┌─ DATASET CONTENT

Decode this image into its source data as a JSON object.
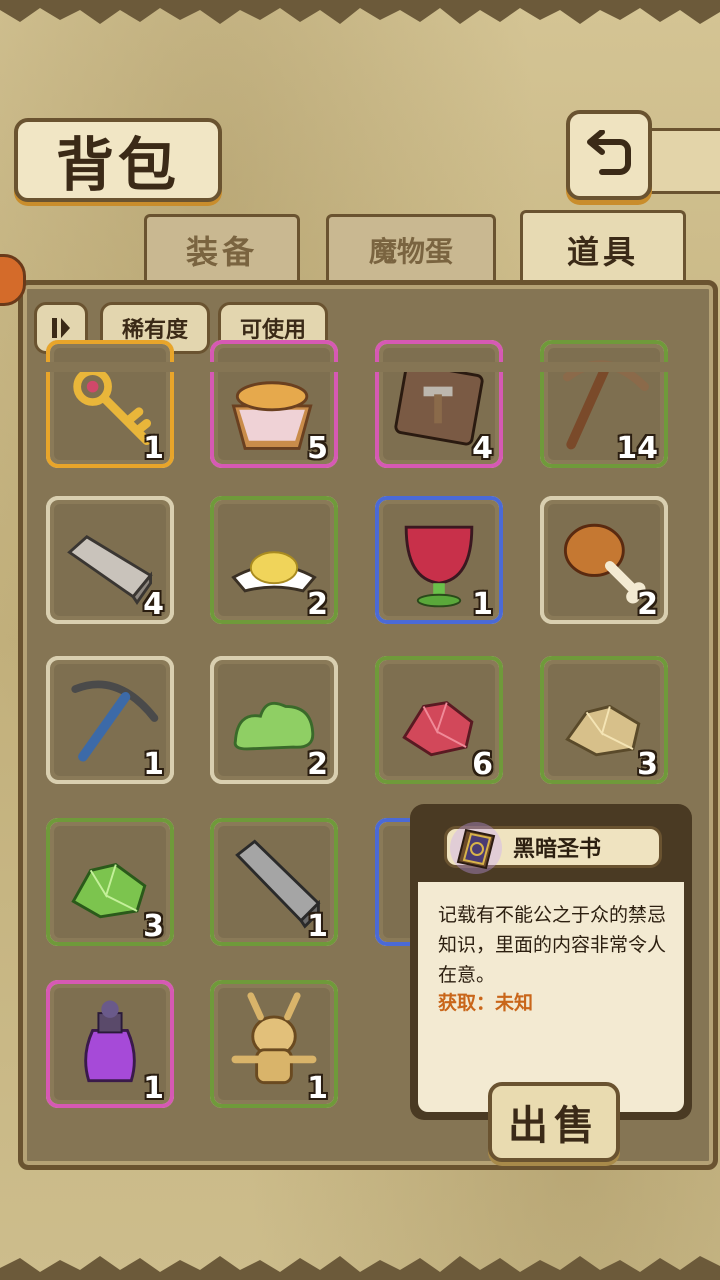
{
  "header": {
    "title": "背包",
    "back_icon": "return-arrow-icon"
  },
  "tabs": [
    {
      "label": "装备",
      "active": false
    },
    {
      "label": "魔物蛋",
      "active": false
    },
    {
      "label": "道具",
      "active": true
    }
  ],
  "filters": {
    "sort_icon": "pause-sort-icon",
    "rarity_label": "稀有度",
    "usable_label": "可使用"
  },
  "items": [
    {
      "icon": "golden-key-icon",
      "count": "1",
      "rarity": "#e8a52a"
    },
    {
      "icon": "bread-basket-icon",
      "count": "5",
      "rarity": "#d659b4"
    },
    {
      "icon": "hammer-card-icon",
      "count": "4",
      "rarity": "#d659b4"
    },
    {
      "icon": "pickaxe-wood-icon",
      "count": "14",
      "rarity": "#6f9a3a"
    },
    {
      "icon": "stone-bar-icon",
      "count": "4",
      "rarity": "#d9cfb0"
    },
    {
      "icon": "sand-pile-icon",
      "count": "2",
      "rarity": "#6f9a3a"
    },
    {
      "icon": "red-goblet-icon",
      "count": "1",
      "rarity": "#4b6ad6"
    },
    {
      "icon": "chicken-leg-icon",
      "count": "2",
      "rarity": "#d9cfb0"
    },
    {
      "icon": "iron-pickaxe-icon",
      "count": "1",
      "rarity": "#d9cfb0"
    },
    {
      "icon": "green-slime-icon",
      "count": "2",
      "rarity": "#d9cfb0"
    },
    {
      "icon": "red-crystal-icon",
      "count": "6",
      "rarity": "#6f9a3a"
    },
    {
      "icon": "gold-ore-icon",
      "count": "3",
      "rarity": "#6f9a3a"
    },
    {
      "icon": "green-crystal-icon",
      "count": "3",
      "rarity": "#6f9a3a"
    },
    {
      "icon": "iron-bar-icon",
      "count": "1",
      "rarity": "#6f9a3a"
    },
    {
      "icon": "hidden-slot",
      "count": "",
      "rarity": "#4b6ad6"
    },
    {
      "icon": "hidden-slot",
      "count": "",
      "rarity": "#4b6ad6"
    },
    {
      "icon": "purple-potion-icon",
      "count": "1",
      "rarity": "#d659b4"
    },
    {
      "icon": "voodoo-doll-icon",
      "count": "1",
      "rarity": "#6f9a3a"
    }
  ],
  "tooltip": {
    "icon": "dark-bible-icon",
    "name": "黑暗圣书",
    "description": "记载有不能公之于众的禁忌知识，里面的内容非常令人在意。",
    "source": "获取：未知"
  },
  "sell_button": {
    "label": "出售"
  }
}
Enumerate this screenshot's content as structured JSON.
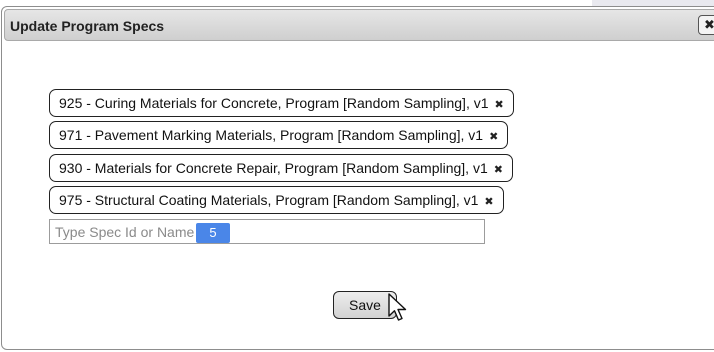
{
  "dialog": {
    "title": "Update Program Specs",
    "close_glyph": "✖"
  },
  "specs": {
    "selected": [
      {
        "label": "925 - Curing Materials for Concrete, Program [Random Sampling], v1",
        "remove_glyph": "✖"
      },
      {
        "label": "971 - Pavement Marking Materials, Program [Random Sampling], v1",
        "remove_glyph": "✖"
      },
      {
        "label": "930 - Materials for Concrete Repair, Program [Random Sampling], v1",
        "remove_glyph": "✖"
      },
      {
        "label": "975 - Structural Coating Materials, Program [Random Sampling], v1",
        "remove_glyph": "✖"
      }
    ],
    "input": {
      "value": "",
      "placeholder": "Type Spec Id or Name"
    },
    "count_badge": "5"
  },
  "actions": {
    "save_label": "Save"
  },
  "icons": {
    "remove": "close-icon",
    "cursor": "mouse-pointer-icon"
  },
  "colors": {
    "badge": "#4a86e8",
    "titlebar": "#d9d9d9"
  }
}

└─

> _PROBLEM_
Reproduce every line precisely as given, omitting all pictures.

> _FINISHED ANSWER_
Decode this image into its source data as a JSON object.
{
  "header": {
    "title": "背包",
    "back_icon": "return-arrow-icon"
  },
  "tabs": [
    {
      "label": "装备",
      "active": false
    },
    {
      "label": "魔物蛋",
      "active": false
    },
    {
      "label": "道具",
      "active": true
    }
  ],
  "filters": {
    "sort_icon": "pause-sort-icon",
    "rarity_label": "稀有度",
    "usable_label": "可使用"
  },
  "items": [
    {
      "icon": "golden-key-icon",
      "count": "1",
      "rarity": "#e8a52a"
    },
    {
      "icon": "bread-basket-icon",
      "count": "5",
      "rarity": "#d659b4"
    },
    {
      "icon": "hammer-card-icon",
      "count": "4",
      "rarity": "#d659b4"
    },
    {
      "icon": "pickaxe-wood-icon",
      "count": "14",
      "rarity": "#6f9a3a"
    },
    {
      "icon": "stone-bar-icon",
      "count": "4",
      "rarity": "#d9cfb0"
    },
    {
      "icon": "sand-pile-icon",
      "count": "2",
      "rarity": "#6f9a3a"
    },
    {
      "icon": "red-goblet-icon",
      "count": "1",
      "rarity": "#4b6ad6"
    },
    {
      "icon": "chicken-leg-icon",
      "count": "2",
      "rarity": "#d9cfb0"
    },
    {
      "icon": "iron-pickaxe-icon",
      "count": "1",
      "rarity": "#d9cfb0"
    },
    {
      "icon": "green-slime-icon",
      "count": "2",
      "rarity": "#d9cfb0"
    },
    {
      "icon": "red-crystal-icon",
      "count": "6",
      "rarity": "#6f9a3a"
    },
    {
      "icon": "gold-ore-icon",
      "count": "3",
      "rarity": "#6f9a3a"
    },
    {
      "icon": "green-crystal-icon",
      "count": "3",
      "rarity": "#6f9a3a"
    },
    {
      "icon": "iron-bar-icon",
      "count": "1",
      "rarity": "#6f9a3a"
    },
    {
      "icon": "hidden-slot",
      "count": "",
      "rarity": "#4b6ad6"
    },
    {
      "icon": "hidden-slot",
      "count": "",
      "rarity": "#4b6ad6"
    },
    {
      "icon": "purple-potion-icon",
      "count": "1",
      "rarity": "#d659b4"
    },
    {
      "icon": "voodoo-doll-icon",
      "count": "1",
      "rarity": "#6f9a3a"
    }
  ],
  "tooltip": {
    "icon": "dark-bible-icon",
    "name": "黑暗圣书",
    "description": "记载有不能公之于众的禁忌知识，里面的内容非常令人在意。",
    "source": "获取：未知"
  },
  "sell_button": {
    "label": "出售"
  }
}
Enumerate this screenshot's content as structured JSON.
{
  "dialog": {
    "title": "Update Program Specs",
    "close_glyph": "✖"
  },
  "specs": {
    "selected": [
      {
        "label": "925 - Curing Materials for Concrete, Program [Random Sampling], v1",
        "remove_glyph": "✖"
      },
      {
        "label": "971 - Pavement Marking Materials, Program [Random Sampling], v1",
        "remove_glyph": "✖"
      },
      {
        "label": "930 - Materials for Concrete Repair, Program [Random Sampling], v1",
        "remove_glyph": "✖"
      },
      {
        "label": "975 - Structural Coating Materials, Program [Random Sampling], v1",
        "remove_glyph": "✖"
      }
    ],
    "input": {
      "value": "",
      "placeholder": "Type Spec Id or Name"
    },
    "count_badge": "5"
  },
  "actions": {
    "save_label": "Save"
  },
  "icons": {
    "remove": "close-icon",
    "cursor": "mouse-pointer-icon"
  },
  "colors": {
    "badge": "#4a86e8",
    "titlebar": "#d9d9d9"
  }
}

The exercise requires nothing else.